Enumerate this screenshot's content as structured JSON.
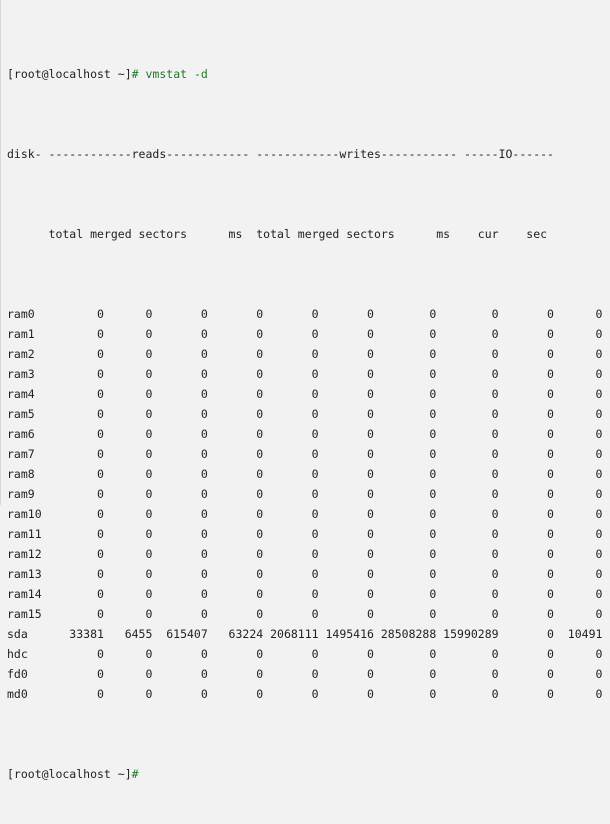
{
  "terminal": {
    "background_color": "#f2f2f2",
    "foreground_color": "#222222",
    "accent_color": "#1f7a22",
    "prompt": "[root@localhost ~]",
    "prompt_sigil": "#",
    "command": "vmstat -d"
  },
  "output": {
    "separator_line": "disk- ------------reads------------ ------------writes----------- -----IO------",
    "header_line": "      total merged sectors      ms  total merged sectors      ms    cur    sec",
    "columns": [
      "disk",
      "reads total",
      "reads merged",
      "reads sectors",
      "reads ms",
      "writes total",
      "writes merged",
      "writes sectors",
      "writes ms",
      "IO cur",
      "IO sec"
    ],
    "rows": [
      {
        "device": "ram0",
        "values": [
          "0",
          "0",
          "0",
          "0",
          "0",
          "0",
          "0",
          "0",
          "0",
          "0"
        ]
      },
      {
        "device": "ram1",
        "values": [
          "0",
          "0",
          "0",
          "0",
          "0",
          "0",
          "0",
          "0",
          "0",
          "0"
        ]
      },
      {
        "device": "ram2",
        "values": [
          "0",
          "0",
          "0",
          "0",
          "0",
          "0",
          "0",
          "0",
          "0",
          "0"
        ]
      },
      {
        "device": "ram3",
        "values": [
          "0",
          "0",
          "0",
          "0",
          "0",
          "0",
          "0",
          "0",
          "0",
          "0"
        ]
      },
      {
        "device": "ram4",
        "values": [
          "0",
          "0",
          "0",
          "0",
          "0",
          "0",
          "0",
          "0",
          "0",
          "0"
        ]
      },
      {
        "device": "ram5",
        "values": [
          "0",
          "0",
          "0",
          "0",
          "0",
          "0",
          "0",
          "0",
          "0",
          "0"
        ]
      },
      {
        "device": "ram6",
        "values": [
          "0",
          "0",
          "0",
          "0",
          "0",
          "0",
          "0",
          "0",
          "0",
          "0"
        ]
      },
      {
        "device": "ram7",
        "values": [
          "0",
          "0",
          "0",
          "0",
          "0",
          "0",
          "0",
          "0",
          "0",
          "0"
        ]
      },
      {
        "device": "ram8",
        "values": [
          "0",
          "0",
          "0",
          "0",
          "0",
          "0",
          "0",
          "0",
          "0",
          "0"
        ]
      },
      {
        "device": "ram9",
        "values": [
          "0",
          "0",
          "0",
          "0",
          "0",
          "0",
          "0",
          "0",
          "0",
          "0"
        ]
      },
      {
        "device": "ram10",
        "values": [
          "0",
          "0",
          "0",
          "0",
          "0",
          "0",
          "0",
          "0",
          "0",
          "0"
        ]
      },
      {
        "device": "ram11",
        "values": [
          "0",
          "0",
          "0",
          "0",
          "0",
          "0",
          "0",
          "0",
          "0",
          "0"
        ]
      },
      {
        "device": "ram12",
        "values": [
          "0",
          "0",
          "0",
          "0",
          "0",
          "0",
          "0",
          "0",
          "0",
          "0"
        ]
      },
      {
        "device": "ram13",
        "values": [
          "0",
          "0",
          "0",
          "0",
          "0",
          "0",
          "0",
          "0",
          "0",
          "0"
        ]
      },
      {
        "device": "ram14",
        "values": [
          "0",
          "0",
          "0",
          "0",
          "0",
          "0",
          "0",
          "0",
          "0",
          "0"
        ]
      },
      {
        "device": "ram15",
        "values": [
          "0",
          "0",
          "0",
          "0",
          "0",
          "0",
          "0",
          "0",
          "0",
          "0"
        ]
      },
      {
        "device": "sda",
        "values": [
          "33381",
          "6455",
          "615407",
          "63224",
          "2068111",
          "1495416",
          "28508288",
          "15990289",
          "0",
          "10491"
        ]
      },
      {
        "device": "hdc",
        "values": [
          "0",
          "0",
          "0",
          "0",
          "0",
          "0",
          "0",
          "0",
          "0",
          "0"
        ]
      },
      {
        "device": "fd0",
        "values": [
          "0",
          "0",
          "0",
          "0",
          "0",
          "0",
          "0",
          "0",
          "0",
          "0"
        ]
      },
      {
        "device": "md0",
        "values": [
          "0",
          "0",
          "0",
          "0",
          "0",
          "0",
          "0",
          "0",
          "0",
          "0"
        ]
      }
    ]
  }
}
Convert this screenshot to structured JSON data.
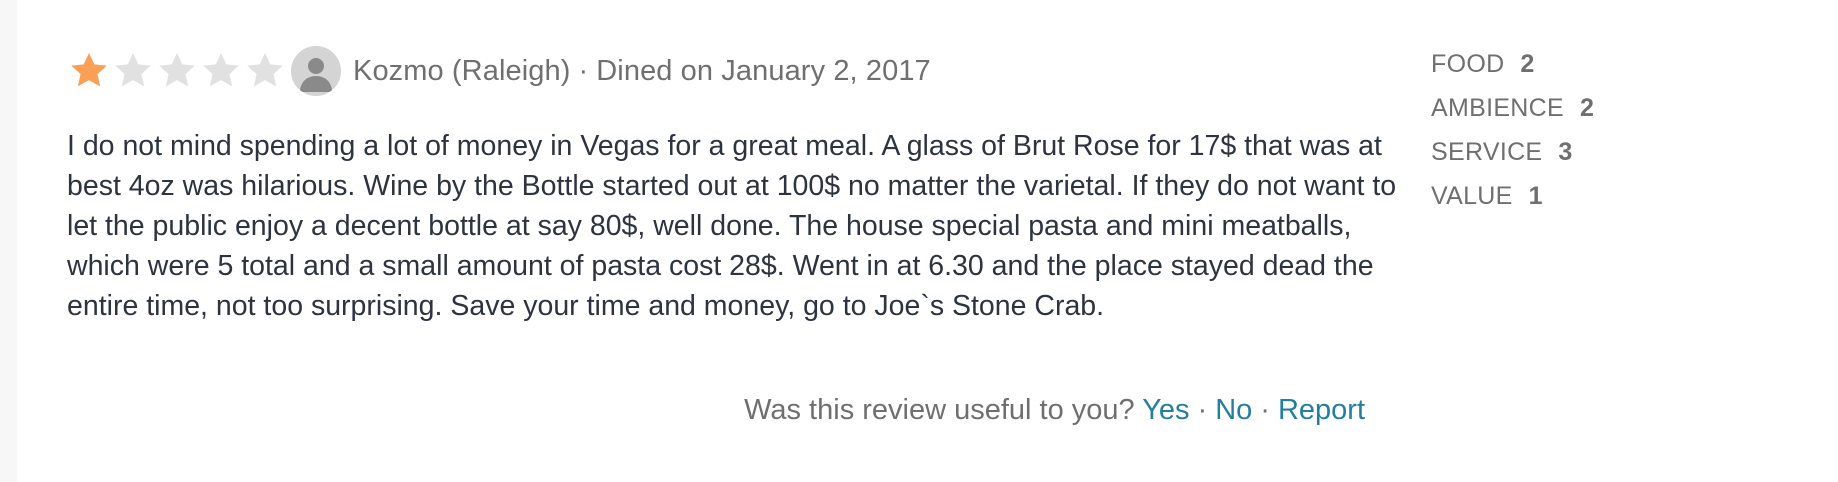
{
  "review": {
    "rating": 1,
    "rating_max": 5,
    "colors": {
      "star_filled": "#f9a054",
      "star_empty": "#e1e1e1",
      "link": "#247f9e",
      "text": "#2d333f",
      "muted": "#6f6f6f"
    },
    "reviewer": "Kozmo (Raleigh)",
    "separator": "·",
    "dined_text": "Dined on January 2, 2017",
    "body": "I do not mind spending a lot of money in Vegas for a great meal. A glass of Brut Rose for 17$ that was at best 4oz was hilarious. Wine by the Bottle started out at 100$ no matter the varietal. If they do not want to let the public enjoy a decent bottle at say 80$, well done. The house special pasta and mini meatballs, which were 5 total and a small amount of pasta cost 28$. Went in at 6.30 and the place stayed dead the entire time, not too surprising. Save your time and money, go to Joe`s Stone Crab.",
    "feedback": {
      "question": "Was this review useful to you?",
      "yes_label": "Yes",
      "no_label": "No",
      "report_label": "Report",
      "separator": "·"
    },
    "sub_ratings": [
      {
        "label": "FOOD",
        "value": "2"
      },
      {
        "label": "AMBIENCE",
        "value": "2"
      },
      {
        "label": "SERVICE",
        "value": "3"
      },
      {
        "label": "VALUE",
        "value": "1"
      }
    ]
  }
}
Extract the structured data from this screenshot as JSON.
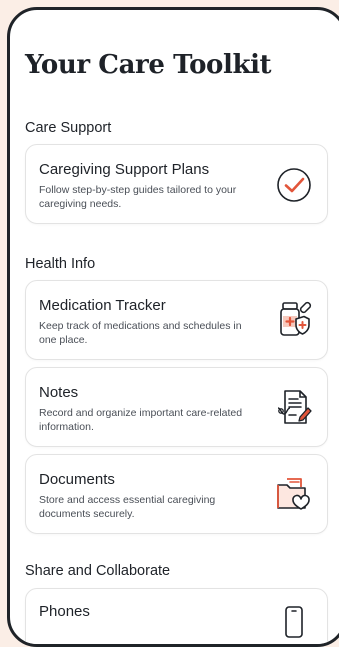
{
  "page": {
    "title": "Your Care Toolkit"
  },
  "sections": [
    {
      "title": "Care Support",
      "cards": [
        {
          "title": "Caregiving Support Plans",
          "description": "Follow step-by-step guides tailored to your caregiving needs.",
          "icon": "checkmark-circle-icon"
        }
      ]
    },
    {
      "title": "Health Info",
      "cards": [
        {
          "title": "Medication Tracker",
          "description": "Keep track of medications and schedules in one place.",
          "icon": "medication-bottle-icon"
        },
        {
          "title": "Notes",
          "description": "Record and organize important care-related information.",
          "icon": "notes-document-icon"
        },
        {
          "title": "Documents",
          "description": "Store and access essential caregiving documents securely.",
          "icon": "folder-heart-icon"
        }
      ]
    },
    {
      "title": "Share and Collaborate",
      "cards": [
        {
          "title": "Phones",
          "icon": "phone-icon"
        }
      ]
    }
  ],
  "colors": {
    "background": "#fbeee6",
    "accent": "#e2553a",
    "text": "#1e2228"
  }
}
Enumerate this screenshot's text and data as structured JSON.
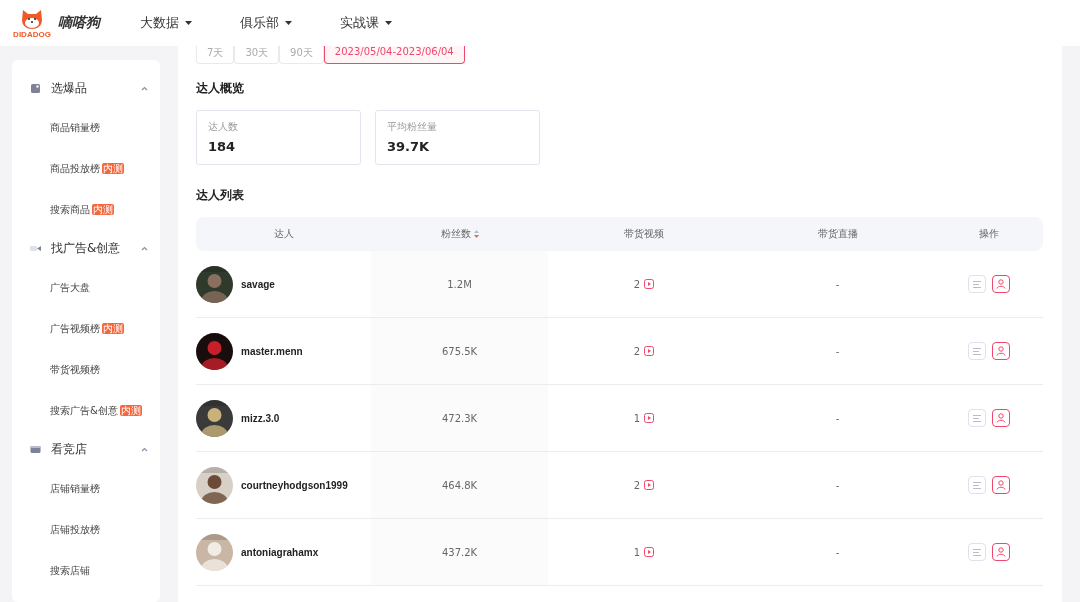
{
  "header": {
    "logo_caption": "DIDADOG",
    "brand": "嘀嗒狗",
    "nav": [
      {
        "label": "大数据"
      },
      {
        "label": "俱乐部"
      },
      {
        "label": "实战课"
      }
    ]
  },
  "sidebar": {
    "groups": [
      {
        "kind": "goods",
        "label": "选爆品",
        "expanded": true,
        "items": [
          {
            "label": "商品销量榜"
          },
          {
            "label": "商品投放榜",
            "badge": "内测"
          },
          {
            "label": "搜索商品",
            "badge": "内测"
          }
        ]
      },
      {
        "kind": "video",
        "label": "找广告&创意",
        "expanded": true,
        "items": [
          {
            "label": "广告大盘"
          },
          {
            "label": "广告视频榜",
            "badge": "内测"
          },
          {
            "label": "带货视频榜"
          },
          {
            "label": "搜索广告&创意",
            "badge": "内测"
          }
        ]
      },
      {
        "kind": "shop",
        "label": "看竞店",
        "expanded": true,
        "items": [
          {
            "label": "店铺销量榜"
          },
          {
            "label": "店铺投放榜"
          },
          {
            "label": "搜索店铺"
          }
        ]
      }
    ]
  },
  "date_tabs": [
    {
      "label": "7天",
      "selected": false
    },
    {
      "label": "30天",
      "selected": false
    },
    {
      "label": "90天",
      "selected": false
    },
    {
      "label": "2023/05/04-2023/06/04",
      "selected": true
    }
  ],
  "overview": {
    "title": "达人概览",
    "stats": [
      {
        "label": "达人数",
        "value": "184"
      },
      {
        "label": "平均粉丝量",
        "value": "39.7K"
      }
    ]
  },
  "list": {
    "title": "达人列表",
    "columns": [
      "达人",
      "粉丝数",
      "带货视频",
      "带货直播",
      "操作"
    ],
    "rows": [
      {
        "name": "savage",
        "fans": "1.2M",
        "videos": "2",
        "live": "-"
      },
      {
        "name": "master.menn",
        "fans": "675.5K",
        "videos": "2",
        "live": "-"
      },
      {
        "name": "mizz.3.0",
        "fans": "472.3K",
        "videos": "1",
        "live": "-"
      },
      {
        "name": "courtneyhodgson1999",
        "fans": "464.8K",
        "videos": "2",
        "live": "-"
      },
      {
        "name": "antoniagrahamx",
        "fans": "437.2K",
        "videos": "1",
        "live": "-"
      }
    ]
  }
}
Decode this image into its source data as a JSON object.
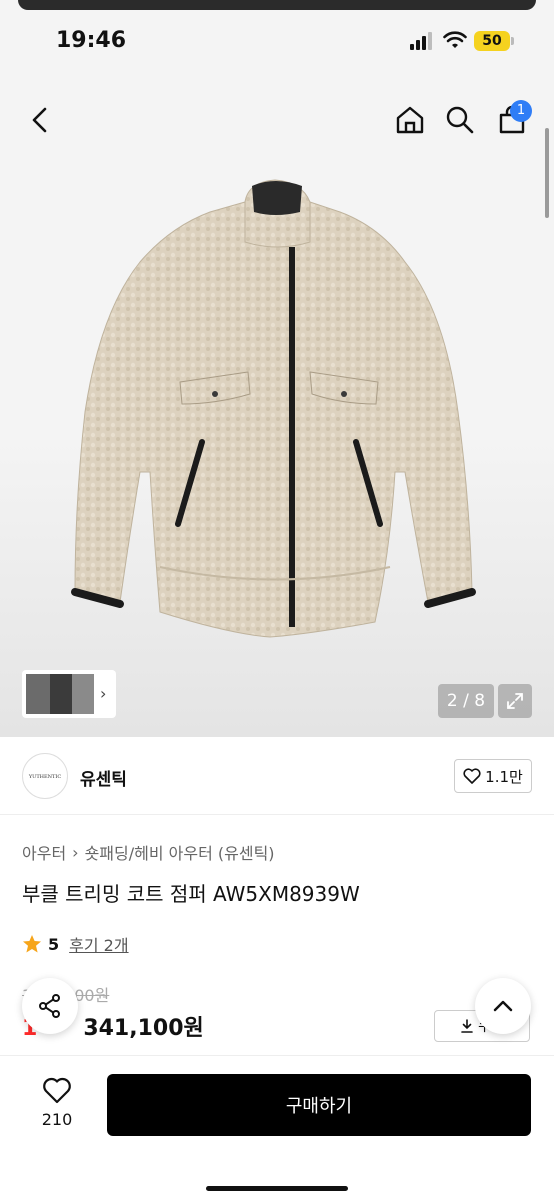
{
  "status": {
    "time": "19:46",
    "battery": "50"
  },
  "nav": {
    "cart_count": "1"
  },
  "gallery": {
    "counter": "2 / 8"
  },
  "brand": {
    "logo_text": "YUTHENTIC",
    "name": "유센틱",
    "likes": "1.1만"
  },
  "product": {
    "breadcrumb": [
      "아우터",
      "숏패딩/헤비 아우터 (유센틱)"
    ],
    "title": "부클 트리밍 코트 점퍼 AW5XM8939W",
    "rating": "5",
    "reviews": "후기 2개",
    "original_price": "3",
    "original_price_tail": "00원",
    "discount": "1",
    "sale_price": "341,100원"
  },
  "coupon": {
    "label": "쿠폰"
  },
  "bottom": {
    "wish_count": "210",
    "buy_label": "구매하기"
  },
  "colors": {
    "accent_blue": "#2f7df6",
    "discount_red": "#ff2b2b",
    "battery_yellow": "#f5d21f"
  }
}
________________________________________
• [INSTRUCTIONS TO FOLLOW] Search the lines for "Support". Copy each line that has it.

• [ANSWER FOR THE TASK]
      "title": "Care Support",
          "title": "Caregiving Support Plans",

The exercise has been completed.